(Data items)
□ □ □ □

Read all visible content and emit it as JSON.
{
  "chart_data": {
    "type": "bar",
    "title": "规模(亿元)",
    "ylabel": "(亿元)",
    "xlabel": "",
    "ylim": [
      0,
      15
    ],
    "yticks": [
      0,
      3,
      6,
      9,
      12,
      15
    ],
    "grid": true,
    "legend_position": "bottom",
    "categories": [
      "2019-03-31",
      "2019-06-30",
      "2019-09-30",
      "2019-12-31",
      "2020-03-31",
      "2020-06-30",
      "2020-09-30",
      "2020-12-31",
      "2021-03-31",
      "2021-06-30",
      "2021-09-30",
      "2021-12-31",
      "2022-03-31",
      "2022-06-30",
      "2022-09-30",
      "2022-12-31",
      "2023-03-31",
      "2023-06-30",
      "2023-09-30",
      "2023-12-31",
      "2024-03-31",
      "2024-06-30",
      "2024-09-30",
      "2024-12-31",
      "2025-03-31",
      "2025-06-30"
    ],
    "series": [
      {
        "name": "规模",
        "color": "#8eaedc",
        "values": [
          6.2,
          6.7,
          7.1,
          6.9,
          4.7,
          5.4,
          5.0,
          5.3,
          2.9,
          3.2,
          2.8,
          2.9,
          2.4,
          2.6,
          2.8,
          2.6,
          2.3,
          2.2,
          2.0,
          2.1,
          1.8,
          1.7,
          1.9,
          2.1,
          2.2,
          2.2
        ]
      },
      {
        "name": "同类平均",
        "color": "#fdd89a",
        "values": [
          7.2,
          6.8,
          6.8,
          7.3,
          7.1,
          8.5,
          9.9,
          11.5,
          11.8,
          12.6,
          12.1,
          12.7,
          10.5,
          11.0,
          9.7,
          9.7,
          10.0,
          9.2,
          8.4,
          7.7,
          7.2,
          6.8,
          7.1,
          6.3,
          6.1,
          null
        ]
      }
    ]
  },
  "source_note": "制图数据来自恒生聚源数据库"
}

□ □ □ □

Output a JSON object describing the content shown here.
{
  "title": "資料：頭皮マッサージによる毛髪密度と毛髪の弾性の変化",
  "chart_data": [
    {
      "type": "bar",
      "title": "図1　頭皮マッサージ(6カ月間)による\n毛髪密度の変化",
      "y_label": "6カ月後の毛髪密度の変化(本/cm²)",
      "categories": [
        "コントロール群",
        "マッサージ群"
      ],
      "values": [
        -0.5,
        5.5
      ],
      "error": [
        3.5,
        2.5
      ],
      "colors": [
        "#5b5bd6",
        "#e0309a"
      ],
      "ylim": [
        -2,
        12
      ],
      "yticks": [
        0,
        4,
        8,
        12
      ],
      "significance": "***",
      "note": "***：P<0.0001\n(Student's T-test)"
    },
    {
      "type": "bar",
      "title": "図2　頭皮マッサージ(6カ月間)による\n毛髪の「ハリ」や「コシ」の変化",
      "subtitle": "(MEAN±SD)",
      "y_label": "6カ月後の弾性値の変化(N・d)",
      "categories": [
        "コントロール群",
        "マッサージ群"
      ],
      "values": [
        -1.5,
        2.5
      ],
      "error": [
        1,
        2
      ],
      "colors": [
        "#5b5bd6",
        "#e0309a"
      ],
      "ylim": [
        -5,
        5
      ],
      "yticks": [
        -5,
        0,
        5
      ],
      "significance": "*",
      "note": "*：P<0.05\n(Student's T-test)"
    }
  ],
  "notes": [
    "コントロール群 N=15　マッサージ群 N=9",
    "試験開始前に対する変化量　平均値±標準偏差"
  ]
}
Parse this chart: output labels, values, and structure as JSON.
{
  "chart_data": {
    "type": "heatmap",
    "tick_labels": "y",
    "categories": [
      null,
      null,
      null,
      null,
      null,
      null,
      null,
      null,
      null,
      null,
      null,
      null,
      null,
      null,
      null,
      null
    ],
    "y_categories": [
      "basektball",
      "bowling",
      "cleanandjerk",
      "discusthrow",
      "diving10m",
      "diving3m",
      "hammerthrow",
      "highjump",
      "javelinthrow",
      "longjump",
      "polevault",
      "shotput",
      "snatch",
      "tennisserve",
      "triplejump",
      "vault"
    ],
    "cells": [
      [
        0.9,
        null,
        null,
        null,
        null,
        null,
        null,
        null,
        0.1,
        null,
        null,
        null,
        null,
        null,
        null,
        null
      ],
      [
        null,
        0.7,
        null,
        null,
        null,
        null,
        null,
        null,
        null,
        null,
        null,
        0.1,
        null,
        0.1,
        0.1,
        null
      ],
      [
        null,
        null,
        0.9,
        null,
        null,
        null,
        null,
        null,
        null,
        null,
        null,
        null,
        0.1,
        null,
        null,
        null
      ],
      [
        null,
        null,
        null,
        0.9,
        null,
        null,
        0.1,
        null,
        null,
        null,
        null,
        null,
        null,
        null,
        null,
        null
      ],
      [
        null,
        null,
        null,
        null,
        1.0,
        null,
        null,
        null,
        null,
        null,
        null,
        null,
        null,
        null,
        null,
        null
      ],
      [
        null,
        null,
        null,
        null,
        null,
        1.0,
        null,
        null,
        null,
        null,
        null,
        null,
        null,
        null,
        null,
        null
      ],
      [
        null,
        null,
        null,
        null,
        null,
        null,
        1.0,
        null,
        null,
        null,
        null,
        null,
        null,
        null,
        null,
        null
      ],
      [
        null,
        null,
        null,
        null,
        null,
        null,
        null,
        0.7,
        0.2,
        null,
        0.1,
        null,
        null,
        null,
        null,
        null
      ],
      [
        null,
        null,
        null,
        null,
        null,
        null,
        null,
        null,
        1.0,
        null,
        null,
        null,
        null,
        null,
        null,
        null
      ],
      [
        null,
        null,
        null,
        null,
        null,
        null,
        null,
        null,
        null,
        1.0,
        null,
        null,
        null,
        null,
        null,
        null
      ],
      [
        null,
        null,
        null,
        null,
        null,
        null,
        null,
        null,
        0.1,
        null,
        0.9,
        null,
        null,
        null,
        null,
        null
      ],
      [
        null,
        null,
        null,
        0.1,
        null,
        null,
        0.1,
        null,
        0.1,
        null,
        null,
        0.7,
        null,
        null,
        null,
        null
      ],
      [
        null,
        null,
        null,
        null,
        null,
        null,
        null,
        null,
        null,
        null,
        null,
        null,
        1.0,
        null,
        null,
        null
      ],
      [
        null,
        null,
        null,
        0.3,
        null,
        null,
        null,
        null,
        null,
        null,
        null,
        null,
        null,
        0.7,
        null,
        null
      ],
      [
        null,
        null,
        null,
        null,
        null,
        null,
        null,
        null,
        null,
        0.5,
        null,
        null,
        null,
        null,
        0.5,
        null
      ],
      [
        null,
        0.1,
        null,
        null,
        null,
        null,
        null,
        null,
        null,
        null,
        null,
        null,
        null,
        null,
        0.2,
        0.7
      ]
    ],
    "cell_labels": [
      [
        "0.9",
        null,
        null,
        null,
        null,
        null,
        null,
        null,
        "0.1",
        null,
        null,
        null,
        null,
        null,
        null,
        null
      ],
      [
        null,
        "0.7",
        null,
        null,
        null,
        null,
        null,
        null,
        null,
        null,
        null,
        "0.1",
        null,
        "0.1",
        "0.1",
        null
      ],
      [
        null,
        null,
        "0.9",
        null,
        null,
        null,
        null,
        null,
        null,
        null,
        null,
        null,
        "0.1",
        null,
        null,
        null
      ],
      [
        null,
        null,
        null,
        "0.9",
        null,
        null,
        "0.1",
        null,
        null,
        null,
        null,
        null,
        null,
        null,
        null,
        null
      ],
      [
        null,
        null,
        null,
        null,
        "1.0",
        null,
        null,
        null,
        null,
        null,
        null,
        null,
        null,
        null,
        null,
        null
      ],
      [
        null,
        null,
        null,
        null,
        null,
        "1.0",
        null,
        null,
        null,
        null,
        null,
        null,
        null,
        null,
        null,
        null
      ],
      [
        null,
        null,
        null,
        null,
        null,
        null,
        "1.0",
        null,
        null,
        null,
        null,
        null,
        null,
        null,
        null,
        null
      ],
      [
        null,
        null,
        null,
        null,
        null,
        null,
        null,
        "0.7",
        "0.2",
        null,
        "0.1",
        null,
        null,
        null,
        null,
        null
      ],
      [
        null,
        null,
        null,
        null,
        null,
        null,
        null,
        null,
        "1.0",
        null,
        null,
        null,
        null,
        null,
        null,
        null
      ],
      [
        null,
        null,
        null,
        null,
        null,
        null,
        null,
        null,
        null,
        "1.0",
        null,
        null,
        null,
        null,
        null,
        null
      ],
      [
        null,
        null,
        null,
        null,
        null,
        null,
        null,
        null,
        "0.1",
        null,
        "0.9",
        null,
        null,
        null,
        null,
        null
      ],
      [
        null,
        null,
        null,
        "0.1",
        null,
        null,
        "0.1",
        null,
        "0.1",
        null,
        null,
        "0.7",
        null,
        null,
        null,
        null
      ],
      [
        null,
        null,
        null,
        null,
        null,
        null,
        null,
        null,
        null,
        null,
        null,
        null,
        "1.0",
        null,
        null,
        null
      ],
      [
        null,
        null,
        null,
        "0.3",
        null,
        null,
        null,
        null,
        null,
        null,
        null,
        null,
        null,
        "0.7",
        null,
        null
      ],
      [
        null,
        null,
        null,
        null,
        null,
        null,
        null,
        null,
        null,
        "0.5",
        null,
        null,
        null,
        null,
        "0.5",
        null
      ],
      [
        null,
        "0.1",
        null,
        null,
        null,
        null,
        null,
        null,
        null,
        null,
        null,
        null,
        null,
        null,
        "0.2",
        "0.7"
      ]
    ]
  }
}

□ □ □ □

Work out how many lines above contain the word "test". Give only the number.

Exercise result
2